### Written instruction
Take each line containing "units" and report it exactly as written.

** Begin Record set **

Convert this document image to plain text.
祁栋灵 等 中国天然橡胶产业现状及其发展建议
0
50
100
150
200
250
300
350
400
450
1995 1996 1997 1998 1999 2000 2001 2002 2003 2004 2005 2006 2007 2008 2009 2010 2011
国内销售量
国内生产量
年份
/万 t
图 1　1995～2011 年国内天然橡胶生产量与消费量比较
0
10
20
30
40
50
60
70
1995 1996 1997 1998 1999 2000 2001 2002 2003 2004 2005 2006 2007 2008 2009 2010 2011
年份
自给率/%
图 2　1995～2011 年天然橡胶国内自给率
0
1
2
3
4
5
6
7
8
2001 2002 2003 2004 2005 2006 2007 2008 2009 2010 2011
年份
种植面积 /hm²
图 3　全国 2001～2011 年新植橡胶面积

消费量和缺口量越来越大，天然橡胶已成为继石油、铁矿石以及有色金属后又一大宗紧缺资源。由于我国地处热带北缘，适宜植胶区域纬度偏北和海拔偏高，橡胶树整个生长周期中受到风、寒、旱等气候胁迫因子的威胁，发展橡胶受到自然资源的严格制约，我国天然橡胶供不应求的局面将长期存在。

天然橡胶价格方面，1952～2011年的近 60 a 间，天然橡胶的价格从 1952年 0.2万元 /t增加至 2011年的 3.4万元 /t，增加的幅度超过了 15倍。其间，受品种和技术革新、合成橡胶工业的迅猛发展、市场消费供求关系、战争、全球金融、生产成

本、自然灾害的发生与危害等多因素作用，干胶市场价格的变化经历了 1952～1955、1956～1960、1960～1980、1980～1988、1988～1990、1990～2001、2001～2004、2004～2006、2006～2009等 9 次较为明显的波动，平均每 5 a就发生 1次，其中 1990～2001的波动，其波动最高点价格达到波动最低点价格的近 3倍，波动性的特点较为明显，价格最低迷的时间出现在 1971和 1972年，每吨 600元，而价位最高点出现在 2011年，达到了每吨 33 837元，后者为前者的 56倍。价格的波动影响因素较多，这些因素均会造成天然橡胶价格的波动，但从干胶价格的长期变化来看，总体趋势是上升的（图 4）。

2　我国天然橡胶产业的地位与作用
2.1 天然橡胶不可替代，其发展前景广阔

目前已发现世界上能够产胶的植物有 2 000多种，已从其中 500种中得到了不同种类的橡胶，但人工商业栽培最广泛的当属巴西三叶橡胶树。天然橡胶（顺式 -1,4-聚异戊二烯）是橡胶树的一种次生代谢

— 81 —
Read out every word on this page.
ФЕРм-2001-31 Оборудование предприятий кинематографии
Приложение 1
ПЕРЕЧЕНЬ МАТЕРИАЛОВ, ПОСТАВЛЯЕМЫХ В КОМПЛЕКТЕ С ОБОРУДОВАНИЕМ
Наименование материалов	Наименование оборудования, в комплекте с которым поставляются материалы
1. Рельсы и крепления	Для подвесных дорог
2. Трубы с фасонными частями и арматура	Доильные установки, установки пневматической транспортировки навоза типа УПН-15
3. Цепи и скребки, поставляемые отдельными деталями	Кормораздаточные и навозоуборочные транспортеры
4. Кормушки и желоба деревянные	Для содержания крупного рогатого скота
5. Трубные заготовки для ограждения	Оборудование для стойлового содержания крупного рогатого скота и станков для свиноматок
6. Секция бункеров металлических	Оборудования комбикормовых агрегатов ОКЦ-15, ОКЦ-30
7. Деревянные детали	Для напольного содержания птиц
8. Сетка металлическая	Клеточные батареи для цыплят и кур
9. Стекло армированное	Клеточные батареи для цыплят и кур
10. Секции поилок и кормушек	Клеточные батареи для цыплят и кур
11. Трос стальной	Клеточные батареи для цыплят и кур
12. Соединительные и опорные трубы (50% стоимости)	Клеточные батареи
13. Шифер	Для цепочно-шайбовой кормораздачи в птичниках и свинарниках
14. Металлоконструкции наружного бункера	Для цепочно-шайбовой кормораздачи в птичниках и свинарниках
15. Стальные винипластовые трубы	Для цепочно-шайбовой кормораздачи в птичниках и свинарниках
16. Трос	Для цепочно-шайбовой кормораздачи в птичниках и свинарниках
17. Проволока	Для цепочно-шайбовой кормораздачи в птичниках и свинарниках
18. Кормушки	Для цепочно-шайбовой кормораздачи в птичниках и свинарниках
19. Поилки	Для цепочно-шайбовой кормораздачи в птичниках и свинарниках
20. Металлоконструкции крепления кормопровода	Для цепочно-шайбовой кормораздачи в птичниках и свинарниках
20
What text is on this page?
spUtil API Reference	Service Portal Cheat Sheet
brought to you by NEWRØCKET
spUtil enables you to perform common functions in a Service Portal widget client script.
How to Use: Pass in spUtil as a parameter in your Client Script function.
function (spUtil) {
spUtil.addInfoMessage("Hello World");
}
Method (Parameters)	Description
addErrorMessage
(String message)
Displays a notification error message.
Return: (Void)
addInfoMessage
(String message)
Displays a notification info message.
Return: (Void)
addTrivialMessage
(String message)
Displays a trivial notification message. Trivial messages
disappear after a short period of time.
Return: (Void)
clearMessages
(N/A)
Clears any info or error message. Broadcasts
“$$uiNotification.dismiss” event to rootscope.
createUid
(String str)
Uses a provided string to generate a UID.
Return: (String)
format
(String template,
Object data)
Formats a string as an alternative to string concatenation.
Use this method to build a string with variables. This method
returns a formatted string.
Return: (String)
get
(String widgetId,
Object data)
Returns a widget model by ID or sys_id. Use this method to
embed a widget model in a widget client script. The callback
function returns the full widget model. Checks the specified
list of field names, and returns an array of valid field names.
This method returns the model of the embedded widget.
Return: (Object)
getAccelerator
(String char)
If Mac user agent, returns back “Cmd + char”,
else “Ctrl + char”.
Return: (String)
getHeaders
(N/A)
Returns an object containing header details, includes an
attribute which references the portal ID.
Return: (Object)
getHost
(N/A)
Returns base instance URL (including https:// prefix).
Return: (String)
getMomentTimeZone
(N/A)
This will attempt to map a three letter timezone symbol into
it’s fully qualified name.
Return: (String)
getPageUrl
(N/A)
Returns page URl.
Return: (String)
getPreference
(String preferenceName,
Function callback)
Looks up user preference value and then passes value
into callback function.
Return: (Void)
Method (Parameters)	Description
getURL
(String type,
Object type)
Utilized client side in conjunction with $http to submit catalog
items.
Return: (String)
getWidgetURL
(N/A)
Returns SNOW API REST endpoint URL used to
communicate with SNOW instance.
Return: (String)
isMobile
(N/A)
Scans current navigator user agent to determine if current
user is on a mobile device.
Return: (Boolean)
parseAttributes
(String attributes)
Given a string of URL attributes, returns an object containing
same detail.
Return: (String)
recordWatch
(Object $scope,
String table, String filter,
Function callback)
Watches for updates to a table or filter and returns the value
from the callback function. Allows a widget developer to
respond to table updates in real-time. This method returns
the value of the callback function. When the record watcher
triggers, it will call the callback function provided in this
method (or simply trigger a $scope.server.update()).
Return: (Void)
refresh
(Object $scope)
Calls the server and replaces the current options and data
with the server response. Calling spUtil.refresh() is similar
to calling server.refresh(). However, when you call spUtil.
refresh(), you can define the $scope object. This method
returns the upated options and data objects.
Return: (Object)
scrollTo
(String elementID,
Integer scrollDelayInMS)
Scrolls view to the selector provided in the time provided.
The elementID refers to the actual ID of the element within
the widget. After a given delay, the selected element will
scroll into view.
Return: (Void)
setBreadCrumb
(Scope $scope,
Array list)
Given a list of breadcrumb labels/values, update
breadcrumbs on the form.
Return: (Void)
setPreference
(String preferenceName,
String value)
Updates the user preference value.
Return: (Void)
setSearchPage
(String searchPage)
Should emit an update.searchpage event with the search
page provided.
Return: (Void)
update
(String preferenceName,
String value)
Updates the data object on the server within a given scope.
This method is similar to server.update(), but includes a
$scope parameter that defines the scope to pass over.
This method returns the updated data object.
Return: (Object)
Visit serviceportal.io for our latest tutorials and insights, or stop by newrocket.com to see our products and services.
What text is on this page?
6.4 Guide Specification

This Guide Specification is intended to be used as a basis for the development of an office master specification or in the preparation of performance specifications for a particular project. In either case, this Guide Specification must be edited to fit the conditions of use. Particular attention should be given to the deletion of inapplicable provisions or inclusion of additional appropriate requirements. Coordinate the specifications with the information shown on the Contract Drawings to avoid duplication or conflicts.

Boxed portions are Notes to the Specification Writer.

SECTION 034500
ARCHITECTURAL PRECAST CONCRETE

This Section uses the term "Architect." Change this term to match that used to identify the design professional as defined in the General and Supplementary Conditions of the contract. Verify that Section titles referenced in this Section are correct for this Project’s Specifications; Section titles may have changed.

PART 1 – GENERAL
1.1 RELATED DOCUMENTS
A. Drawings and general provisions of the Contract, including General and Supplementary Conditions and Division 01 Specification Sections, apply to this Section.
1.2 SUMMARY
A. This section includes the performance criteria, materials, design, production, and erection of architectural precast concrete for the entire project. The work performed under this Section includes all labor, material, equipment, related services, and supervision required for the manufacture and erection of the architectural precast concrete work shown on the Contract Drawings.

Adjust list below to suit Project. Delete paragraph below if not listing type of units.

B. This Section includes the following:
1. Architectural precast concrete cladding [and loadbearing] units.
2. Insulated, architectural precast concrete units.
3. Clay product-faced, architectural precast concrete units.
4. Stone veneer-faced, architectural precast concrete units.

** End Record set **

### Exercise answer
Adjust list below to suit Project. Delete paragraph below if not listing type of units.
1. Architectural precast concrete cladding [and loadbearing] units.
2. Insulated, architectural precast concrete units.
3. Clay product-faced, architectural precast concrete units.
4. Stone veneer-faced, architectural precast concrete units.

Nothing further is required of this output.